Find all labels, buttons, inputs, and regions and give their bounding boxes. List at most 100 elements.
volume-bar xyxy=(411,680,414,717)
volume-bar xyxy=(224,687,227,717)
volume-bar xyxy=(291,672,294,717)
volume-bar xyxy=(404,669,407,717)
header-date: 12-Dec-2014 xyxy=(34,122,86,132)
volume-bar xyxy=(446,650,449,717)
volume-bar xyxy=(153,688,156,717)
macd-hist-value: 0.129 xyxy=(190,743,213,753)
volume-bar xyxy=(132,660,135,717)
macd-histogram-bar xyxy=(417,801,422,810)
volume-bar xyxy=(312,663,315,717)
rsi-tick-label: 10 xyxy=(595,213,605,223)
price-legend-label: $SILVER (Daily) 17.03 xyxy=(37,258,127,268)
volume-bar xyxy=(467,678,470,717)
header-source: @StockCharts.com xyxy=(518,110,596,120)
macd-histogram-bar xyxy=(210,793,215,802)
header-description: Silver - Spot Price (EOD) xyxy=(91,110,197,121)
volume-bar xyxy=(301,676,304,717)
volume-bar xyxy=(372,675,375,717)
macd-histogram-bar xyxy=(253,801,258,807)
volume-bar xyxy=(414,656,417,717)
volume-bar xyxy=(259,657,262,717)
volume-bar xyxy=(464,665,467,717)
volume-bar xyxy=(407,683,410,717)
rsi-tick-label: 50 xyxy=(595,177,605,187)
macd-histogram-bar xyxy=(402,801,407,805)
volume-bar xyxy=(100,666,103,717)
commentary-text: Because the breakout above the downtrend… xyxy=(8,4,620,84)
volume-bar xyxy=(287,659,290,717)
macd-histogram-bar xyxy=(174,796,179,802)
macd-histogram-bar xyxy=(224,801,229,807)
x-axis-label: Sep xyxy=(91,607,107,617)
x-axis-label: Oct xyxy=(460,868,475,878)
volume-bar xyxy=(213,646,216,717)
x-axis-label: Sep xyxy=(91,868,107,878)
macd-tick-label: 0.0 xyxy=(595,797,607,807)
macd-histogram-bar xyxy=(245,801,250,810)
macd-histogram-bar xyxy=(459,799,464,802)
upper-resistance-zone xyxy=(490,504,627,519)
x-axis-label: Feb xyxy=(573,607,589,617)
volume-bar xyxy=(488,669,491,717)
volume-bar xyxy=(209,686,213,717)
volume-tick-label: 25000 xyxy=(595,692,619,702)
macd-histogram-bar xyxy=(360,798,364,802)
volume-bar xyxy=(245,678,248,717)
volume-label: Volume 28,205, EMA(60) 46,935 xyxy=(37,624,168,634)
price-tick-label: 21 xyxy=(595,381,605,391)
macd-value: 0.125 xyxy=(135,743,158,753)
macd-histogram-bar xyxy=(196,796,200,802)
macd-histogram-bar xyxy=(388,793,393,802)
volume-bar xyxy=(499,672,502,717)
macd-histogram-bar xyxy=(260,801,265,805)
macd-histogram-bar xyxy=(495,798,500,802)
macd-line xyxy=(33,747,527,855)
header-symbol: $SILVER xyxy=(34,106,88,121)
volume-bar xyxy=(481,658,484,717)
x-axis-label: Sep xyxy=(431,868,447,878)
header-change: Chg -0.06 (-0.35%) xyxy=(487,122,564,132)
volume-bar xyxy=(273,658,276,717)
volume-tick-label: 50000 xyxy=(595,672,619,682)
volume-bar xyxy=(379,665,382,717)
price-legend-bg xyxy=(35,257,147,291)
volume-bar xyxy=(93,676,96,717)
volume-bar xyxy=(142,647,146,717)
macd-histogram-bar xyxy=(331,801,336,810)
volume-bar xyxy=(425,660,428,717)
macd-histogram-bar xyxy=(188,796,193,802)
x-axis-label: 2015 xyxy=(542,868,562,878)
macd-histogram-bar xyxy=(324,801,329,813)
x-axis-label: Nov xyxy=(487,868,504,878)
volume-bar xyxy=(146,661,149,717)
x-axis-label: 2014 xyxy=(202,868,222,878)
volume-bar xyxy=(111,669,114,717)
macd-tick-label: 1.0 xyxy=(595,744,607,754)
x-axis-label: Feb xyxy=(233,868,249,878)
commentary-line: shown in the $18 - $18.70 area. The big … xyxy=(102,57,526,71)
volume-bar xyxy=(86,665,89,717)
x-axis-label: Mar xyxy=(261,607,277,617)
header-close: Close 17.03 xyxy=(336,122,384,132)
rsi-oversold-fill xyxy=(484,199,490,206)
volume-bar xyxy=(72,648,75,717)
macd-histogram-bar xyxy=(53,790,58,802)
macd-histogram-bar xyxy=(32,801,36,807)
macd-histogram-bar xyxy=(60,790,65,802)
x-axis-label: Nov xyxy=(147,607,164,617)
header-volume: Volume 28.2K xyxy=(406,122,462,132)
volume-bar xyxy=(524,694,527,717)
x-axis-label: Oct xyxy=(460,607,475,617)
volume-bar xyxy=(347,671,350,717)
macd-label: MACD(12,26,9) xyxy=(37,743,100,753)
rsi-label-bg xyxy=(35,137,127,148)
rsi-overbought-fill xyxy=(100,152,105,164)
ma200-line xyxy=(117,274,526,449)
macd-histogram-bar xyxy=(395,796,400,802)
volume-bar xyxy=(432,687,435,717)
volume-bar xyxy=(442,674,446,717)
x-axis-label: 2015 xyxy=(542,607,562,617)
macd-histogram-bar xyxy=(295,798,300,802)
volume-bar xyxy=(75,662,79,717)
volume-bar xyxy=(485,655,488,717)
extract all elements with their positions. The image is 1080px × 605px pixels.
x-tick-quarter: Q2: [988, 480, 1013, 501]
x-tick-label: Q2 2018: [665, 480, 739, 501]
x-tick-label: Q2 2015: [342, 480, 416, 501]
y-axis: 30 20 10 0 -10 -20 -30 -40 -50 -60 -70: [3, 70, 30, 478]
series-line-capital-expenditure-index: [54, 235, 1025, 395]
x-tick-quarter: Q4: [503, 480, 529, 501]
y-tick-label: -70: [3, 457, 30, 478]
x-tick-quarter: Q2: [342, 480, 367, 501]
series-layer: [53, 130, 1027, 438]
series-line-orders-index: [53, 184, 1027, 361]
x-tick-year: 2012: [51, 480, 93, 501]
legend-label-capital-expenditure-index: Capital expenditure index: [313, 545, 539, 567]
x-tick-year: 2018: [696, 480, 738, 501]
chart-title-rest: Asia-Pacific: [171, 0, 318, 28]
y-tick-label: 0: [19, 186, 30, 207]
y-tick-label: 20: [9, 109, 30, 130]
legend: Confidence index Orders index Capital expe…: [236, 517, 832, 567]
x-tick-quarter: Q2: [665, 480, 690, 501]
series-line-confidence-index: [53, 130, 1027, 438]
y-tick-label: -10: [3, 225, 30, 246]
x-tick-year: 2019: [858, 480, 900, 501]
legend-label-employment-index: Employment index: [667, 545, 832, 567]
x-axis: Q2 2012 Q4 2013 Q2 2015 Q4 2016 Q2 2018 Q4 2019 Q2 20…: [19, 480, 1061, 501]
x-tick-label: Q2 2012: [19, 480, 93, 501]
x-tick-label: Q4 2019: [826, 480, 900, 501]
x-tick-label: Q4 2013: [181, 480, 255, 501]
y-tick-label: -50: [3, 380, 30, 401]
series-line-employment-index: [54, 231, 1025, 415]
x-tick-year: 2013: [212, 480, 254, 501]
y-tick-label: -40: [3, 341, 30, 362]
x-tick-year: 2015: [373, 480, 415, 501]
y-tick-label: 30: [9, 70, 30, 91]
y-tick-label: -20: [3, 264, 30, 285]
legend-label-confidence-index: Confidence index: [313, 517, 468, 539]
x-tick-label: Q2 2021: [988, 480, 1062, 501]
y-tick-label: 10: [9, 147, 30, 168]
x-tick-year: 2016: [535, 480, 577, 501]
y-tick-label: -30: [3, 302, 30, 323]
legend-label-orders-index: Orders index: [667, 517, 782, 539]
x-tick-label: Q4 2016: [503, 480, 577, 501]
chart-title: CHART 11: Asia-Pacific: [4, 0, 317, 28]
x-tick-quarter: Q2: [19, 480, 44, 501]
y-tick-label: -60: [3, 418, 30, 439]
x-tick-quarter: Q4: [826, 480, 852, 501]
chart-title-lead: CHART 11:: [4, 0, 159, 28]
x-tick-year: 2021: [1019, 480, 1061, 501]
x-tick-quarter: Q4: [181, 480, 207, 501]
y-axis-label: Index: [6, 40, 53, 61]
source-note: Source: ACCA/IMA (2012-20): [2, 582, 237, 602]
---+---
■ Stated problem:
Could you reproduce the records verbatim, starting at their first line and ending with the line that contains "macd-value: 0.125 xyxy=(135,743,158,753)", with both of those lines included?

■ Complete output:
Find all labels, buttons, inputs, and regions and give their bounding boxes. List at most 100 elements.
volume-bar xyxy=(411,680,414,717)
volume-bar xyxy=(224,687,227,717)
volume-bar xyxy=(291,672,294,717)
volume-bar xyxy=(404,669,407,717)
header-date: 12-Dec-2014 xyxy=(34,122,86,132)
volume-bar xyxy=(446,650,449,717)
volume-bar xyxy=(153,688,156,717)
macd-hist-value: 0.129 xyxy=(190,743,213,753)
volume-bar xyxy=(132,660,135,717)
macd-histogram-bar xyxy=(417,801,422,810)
volume-bar xyxy=(312,663,315,717)
rsi-tick-label: 10 xyxy=(595,213,605,223)
price-legend-label: $SILVER (Daily) 17.03 xyxy=(37,258,127,268)
volume-bar xyxy=(467,678,470,717)
header-source: @StockCharts.com xyxy=(518,110,596,120)
macd-histogram-bar xyxy=(210,793,215,802)
header-description: Silver - Spot Price (EOD) xyxy=(91,110,197,121)
volume-bar xyxy=(301,676,304,717)
volume-bar xyxy=(372,675,375,717)
macd-histogram-bar xyxy=(253,801,258,807)
volume-bar xyxy=(414,656,417,717)
volume-bar xyxy=(259,657,262,717)
volume-bar xyxy=(464,665,467,717)
volume-bar xyxy=(407,683,410,717)
rsi-tick-label: 50 xyxy=(595,177,605,187)
macd-histogram-bar xyxy=(402,801,407,805)
volume-bar xyxy=(100,666,103,717)
commentary-text: Because the breakout above the downtrend… xyxy=(8,4,620,84)
volume-bar xyxy=(287,659,290,717)
macd-histogram-bar xyxy=(174,796,179,802)
macd-histogram-bar xyxy=(224,801,229,807)
x-axis-label: Sep xyxy=(91,607,107,617)
x-axis-label: Oct xyxy=(460,868,475,878)
volume-bar xyxy=(213,646,216,717)
x-axis-label: Sep xyxy=(91,868,107,878)
macd-tick-label: 0.0 xyxy=(595,797,607,807)
macd-histogram-bar xyxy=(245,801,250,810)
macd-histogram-bar xyxy=(459,799,464,802)
upper-resistance-zone xyxy=(490,504,627,519)
x-axis-label: Feb xyxy=(573,607,589,617)
volume-bar xyxy=(488,669,491,717)
volume-bar xyxy=(209,686,213,717)
volume-tick-label: 25000 xyxy=(595,692,619,702)
macd-histogram-bar xyxy=(360,798,364,802)
volume-bar xyxy=(245,678,248,717)
volume-label: Volume 28,205, EMA(60) 46,935 xyxy=(37,624,168,634)
price-tick-label: 21 xyxy=(595,381,605,391)
macd-value: 0.125 xyxy=(135,743,158,753)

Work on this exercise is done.